Below are entries. Pull out all lines containing "JSON".
*-*-*
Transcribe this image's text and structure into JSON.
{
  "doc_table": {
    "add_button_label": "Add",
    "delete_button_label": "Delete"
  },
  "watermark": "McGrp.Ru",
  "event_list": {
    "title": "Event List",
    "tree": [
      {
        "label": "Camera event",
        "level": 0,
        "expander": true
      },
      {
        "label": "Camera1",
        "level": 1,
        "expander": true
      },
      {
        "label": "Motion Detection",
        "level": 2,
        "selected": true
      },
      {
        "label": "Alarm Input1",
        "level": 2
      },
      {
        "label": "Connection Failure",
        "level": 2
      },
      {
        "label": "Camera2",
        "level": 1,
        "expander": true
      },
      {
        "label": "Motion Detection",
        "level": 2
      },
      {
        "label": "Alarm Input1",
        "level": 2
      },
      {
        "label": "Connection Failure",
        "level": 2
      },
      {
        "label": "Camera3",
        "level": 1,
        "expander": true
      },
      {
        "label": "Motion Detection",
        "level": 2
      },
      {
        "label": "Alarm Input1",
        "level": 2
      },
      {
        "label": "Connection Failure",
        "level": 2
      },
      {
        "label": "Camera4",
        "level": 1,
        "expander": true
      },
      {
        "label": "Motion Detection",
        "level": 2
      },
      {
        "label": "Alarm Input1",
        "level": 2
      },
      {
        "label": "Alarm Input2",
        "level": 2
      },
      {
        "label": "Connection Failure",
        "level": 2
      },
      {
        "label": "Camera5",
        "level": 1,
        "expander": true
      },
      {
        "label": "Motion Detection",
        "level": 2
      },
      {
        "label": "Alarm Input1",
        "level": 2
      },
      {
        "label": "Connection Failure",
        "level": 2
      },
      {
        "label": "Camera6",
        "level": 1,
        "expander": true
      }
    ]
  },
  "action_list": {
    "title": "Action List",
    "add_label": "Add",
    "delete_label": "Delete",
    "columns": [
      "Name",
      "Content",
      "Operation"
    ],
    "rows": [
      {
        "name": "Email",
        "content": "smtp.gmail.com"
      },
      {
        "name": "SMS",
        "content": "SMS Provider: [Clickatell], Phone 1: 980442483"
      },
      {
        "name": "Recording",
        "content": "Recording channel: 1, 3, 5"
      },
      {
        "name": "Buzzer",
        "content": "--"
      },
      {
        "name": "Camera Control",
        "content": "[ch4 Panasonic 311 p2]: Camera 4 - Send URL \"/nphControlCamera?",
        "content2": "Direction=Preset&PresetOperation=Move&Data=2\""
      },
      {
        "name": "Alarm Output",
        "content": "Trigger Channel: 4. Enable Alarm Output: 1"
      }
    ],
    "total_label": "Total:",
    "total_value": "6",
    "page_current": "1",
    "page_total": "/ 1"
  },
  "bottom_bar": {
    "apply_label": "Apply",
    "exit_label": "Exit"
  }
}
*-*-*
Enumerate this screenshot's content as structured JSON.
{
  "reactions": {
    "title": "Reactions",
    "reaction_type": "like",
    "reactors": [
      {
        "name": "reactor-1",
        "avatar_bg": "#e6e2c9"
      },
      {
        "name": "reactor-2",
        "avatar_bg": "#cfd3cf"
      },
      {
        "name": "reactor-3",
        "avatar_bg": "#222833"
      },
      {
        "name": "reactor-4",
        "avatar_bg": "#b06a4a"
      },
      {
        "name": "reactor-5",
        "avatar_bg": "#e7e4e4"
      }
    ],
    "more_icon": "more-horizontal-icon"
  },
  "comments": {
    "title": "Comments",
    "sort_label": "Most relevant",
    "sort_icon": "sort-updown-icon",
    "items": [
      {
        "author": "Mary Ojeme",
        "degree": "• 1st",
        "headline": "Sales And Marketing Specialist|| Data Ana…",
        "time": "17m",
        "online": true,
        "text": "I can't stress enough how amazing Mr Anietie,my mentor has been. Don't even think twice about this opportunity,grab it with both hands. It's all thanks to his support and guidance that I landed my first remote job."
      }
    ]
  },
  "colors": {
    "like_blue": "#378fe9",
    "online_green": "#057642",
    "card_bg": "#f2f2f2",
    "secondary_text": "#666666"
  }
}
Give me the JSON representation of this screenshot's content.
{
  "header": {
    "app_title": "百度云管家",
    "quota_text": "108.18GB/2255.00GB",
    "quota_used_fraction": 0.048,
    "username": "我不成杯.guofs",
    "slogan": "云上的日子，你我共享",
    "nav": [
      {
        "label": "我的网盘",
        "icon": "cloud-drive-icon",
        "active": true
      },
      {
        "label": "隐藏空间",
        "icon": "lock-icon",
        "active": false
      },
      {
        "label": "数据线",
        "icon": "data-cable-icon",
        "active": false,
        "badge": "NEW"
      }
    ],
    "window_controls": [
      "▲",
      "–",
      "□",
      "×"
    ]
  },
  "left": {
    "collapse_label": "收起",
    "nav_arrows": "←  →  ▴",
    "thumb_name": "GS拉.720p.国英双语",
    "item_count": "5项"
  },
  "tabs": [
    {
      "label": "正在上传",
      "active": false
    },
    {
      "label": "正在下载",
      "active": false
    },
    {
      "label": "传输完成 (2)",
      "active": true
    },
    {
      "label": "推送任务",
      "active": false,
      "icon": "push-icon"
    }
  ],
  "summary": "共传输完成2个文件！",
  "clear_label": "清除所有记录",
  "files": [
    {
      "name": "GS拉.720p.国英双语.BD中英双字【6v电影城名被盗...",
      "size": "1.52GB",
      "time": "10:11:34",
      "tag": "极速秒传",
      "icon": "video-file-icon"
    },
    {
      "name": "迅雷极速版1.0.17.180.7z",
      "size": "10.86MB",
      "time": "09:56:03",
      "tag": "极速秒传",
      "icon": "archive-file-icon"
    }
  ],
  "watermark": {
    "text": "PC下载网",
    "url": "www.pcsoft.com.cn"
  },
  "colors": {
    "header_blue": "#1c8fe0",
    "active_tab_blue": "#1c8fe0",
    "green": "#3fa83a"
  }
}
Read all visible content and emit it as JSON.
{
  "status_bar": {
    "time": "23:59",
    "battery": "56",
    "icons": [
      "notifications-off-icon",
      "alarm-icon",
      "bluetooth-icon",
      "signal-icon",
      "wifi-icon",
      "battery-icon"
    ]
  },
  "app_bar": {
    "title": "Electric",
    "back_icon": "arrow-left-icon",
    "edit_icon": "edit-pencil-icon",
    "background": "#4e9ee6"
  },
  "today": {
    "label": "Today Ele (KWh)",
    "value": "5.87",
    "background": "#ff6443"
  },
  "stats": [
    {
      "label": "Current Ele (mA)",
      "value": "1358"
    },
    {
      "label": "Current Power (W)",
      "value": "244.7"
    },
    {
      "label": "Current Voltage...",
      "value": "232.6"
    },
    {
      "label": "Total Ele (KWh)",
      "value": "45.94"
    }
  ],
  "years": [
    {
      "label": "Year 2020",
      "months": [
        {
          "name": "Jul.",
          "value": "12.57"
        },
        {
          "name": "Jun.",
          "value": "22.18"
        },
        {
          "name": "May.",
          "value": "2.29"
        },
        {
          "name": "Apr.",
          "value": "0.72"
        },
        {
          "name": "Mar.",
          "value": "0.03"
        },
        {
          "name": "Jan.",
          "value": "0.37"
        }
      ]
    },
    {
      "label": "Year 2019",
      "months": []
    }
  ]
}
*-*-*
**FINISHED ANSWER:**
Transcribe this image's text and structure into JSON.
Enumerate this screenshot's content as structured JSON.
Give me the JSON representation of this screenshot's content.
Read all visible content and emit it as JSON.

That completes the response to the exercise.